**Supplied material**
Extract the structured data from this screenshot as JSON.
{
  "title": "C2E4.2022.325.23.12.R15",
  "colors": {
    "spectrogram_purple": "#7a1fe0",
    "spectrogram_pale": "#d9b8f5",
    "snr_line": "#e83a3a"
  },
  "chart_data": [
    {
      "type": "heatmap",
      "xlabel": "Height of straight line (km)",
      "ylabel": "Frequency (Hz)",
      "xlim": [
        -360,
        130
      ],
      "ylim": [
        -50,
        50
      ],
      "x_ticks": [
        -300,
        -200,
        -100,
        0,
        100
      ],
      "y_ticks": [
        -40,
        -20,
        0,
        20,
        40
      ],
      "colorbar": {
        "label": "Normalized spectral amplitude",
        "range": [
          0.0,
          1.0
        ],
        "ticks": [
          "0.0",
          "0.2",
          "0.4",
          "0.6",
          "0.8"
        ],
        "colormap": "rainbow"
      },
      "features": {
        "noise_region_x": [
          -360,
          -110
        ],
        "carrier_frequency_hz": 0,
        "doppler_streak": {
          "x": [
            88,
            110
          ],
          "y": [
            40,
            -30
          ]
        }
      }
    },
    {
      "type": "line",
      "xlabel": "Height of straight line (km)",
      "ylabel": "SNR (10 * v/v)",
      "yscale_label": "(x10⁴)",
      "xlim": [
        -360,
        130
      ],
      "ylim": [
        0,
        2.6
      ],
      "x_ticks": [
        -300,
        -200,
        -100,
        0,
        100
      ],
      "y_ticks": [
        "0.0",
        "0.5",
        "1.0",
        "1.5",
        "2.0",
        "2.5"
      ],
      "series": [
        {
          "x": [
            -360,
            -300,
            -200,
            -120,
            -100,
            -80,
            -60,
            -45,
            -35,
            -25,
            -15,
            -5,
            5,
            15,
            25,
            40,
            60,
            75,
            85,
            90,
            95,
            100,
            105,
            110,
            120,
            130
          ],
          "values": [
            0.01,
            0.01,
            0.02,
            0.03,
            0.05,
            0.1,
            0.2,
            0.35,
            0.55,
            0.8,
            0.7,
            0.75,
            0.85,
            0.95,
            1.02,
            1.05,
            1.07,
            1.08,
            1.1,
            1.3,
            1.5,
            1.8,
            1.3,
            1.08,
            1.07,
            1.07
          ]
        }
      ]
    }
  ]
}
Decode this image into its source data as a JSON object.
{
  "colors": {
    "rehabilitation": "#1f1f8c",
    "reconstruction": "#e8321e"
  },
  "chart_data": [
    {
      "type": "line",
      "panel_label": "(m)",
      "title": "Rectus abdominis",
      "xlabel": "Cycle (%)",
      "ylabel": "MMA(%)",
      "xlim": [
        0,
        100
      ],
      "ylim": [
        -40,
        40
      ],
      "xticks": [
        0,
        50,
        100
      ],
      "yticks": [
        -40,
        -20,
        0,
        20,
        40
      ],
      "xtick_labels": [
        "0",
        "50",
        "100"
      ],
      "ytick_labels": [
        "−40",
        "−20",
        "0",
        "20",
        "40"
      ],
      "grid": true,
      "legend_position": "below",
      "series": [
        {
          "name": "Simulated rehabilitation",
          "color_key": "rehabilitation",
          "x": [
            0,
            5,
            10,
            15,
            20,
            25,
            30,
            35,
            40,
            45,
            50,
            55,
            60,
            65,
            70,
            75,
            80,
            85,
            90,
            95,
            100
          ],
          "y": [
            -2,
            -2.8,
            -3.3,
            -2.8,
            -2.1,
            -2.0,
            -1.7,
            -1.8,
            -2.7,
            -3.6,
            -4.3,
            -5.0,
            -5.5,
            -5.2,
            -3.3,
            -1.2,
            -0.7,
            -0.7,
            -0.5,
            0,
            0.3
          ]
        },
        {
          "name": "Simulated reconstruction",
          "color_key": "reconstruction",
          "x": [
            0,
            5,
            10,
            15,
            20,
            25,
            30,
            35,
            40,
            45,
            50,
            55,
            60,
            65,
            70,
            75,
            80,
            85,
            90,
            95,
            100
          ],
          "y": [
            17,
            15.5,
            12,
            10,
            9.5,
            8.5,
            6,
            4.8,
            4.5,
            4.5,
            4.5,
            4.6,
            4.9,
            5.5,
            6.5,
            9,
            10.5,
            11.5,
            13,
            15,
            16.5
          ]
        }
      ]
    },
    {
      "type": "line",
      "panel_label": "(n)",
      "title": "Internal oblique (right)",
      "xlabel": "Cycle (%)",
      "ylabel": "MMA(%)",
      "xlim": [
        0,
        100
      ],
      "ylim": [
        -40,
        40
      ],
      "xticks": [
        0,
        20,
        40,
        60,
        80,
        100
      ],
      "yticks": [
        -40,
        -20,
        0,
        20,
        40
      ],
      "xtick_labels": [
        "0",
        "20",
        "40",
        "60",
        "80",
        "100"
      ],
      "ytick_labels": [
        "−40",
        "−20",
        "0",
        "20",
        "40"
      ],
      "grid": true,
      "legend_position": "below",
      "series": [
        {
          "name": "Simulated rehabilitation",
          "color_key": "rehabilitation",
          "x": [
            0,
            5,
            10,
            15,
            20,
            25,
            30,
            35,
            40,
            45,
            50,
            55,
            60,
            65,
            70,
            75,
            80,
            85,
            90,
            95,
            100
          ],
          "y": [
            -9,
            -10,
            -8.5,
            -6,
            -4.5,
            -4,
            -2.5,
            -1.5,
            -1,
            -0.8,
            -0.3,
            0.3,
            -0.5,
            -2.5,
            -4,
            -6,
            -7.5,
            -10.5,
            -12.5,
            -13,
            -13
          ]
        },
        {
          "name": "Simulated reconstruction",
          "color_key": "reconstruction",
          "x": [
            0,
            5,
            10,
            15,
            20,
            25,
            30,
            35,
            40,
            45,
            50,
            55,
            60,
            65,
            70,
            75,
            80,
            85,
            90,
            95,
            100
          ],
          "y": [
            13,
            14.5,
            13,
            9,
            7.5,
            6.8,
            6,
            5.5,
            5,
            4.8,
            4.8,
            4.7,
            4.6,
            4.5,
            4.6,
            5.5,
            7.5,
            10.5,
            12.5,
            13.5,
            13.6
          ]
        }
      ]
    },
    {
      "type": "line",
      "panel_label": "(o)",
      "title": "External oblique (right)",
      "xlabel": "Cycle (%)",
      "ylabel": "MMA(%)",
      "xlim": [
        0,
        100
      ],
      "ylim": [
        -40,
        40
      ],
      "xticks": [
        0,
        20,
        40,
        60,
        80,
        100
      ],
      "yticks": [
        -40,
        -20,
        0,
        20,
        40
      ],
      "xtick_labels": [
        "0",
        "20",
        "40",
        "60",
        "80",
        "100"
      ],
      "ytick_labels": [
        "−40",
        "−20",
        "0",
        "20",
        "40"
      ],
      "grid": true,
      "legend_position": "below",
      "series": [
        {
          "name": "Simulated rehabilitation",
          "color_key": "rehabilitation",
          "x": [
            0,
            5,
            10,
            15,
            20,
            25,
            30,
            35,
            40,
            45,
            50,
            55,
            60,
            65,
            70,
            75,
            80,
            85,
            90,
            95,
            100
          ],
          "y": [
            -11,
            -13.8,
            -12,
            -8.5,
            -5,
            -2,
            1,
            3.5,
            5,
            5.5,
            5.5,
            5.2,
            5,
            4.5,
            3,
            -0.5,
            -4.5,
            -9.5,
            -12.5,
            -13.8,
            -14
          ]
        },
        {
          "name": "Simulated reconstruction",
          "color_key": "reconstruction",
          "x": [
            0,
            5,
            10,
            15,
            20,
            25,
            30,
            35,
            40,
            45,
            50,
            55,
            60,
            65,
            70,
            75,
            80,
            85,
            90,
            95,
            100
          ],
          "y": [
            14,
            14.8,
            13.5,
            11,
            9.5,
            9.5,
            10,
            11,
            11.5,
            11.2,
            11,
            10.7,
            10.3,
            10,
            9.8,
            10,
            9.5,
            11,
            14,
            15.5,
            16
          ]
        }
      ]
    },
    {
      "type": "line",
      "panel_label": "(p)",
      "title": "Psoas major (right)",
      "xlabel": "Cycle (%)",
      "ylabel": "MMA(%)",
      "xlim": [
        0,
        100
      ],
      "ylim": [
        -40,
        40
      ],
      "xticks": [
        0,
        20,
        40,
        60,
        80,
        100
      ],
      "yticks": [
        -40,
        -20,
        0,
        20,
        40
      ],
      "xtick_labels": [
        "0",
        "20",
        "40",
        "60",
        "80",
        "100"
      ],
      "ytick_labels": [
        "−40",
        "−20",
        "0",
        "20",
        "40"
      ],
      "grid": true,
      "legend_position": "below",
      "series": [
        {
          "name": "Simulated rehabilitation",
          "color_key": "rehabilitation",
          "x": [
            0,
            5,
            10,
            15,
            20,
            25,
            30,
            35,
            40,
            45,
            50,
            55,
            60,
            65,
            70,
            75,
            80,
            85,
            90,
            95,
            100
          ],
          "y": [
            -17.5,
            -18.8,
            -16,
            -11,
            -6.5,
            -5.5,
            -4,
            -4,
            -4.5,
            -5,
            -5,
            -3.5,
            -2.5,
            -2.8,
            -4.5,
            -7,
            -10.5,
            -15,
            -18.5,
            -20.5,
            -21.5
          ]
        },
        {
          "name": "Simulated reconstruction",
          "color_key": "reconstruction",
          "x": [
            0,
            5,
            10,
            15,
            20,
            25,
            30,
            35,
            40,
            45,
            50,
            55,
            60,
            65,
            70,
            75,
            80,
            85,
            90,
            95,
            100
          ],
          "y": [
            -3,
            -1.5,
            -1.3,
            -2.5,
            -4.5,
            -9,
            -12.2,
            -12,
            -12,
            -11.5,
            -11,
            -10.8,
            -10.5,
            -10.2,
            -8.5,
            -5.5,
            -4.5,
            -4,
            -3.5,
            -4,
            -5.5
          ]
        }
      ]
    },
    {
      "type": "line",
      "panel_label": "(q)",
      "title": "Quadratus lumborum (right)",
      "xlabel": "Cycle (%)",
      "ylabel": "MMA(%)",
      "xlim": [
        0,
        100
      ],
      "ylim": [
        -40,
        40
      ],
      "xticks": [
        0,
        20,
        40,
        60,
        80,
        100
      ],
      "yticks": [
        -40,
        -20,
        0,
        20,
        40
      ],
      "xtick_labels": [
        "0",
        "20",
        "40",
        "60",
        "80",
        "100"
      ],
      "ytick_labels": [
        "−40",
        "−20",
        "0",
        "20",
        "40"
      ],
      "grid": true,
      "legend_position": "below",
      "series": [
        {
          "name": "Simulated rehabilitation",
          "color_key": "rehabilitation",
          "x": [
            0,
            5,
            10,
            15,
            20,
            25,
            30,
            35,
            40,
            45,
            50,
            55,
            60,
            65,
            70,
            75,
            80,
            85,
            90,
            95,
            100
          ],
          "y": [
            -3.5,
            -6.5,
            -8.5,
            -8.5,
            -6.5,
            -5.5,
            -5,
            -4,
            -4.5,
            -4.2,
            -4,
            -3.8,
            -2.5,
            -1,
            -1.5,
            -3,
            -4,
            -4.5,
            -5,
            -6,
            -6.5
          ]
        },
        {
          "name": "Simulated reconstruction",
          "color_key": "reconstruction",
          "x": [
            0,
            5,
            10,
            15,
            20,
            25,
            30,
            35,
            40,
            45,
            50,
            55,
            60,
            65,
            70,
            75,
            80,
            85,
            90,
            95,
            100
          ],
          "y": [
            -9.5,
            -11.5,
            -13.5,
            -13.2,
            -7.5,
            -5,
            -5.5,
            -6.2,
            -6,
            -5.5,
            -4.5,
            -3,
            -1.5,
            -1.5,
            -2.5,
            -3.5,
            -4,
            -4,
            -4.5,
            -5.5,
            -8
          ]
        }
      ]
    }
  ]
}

**Exercise**
Return from the data every line that holds "JSON".

**Response to the task**
Extract the structured data from this screenshot as JSON.
Decode this image into its source data as a JSON object.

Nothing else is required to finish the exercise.